→ **Short problem**
What is needed is an exact copy of the entries below, from the line that contains "Convert this document image to plain text." through the final line, both included, and nothing else.

→ **Available data**

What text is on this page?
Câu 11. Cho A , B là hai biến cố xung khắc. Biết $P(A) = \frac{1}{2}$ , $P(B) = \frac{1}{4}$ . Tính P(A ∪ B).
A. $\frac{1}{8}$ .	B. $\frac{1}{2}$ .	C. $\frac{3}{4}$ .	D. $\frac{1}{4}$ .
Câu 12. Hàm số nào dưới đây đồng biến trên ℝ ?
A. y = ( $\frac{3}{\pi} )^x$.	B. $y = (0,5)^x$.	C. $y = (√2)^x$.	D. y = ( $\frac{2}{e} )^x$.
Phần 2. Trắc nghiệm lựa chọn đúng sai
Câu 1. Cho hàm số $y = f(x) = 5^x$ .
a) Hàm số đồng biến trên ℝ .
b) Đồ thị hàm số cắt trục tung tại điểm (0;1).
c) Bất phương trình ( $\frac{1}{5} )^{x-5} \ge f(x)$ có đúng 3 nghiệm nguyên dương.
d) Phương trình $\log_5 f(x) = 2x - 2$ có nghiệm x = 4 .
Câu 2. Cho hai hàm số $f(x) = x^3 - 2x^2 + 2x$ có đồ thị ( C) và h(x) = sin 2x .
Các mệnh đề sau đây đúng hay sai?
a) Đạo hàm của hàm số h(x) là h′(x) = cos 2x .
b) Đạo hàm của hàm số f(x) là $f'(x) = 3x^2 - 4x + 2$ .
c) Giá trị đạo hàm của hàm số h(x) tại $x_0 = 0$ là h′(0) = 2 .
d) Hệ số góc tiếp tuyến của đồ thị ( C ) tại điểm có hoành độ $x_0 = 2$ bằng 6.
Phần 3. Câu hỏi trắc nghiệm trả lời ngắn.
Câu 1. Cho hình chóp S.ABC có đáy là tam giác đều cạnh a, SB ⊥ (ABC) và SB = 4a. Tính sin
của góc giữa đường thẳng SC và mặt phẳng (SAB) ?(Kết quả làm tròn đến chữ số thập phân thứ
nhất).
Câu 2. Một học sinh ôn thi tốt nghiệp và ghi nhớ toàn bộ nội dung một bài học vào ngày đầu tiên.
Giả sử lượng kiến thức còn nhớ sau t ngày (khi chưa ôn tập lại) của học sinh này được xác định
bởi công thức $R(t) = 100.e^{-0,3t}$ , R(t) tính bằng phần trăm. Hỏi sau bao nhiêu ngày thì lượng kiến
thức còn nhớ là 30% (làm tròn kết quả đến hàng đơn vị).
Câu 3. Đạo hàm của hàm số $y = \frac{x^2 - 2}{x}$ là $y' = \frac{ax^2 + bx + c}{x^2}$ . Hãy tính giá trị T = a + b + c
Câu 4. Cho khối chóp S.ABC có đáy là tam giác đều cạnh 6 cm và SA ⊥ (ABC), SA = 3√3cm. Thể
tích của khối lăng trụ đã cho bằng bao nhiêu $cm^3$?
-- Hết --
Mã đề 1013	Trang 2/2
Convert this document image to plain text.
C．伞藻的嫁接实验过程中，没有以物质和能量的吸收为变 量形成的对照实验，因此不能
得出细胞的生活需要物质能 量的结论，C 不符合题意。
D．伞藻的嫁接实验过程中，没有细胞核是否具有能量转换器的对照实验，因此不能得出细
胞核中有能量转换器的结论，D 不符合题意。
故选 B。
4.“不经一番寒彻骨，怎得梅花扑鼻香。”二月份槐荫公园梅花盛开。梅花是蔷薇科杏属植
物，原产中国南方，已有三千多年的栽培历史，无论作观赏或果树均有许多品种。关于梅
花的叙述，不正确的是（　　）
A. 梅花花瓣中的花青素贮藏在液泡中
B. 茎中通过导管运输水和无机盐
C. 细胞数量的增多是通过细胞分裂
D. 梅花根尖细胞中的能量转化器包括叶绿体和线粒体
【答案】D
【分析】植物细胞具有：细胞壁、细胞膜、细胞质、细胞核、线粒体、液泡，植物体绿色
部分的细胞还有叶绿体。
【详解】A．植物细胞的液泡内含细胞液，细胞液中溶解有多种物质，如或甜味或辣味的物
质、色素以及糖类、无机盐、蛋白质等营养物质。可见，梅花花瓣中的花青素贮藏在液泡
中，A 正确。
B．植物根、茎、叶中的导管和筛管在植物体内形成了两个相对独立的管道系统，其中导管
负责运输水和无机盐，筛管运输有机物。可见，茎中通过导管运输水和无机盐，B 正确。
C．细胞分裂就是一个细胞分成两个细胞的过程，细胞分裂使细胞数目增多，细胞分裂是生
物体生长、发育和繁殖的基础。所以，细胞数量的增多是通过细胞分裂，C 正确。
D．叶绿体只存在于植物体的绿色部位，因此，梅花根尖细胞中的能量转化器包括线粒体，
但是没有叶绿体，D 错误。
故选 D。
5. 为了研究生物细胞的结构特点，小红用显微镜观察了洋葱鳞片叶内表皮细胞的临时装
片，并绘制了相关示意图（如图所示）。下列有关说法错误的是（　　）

→ **Response to this task**
Convert this document image to plain text.
C．伞藻的嫁接实验过程中，没有以物质和能量的吸收为变 量形成的对照实验，因此不能
得出细胞的生活需要物质能 量的结论，C 不符合题意。
D．伞藻的嫁接实验过程中，没有细胞核是否具有能量转换器的对照实验，因此不能得出细
胞核中有能量转换器的结论，D 不符合题意。
故选 B。
4.“不经一番寒彻骨，怎得梅花扑鼻香。”二月份槐荫公园梅花盛开。梅花是蔷薇科杏属植
物，原产中国南方，已有三千多年的栽培历史，无论作观赏或果树均有许多品种。关于梅
花的叙述，不正确的是（　　）
A. 梅花花瓣中的花青素贮藏在液泡中
B. 茎中通过导管运输水和无机盐
C. 细胞数量的增多是通过细胞分裂
D. 梅花根尖细胞中的能量转化器包括叶绿体和线粒体
【答案】D
【分析】植物细胞具有：细胞壁、细胞膜、细胞质、细胞核、线粒体、液泡，植物体绿色
部分的细胞还有叶绿体。
【详解】A．植物细胞的液泡内含细胞液，细胞液中溶解有多种物质，如或甜味或辣味的物
质、色素以及糖类、无机盐、蛋白质等营养物质。可见，梅花花瓣中的花青素贮藏在液泡
中，A 正确。
B．植物根、茎、叶中的导管和筛管在植物体内形成了两个相对独立的管道系统，其中导管
负责运输水和无机盐，筛管运输有机物。可见，茎中通过导管运输水和无机盐，B 正确。
C．细胞分裂就是一个细胞分成两个细胞的过程，细胞分裂使细胞数目增多，细胞分裂是生
物体生长、发育和繁殖的基础。所以，细胞数量的增多是通过细胞分裂，C 正确。
D．叶绿体只存在于植物体的绿色部位，因此，梅花根尖细胞中的能量转化器包括线粒体，
但是没有叶绿体，D 错误。
故选 D。
5. 为了研究生物细胞的结构特点，小红用显微镜观察了洋葱鳞片叶内表皮细胞的临时装
片，并绘制了相关示意图（如图所示）。下列有关说法错误的是（　　）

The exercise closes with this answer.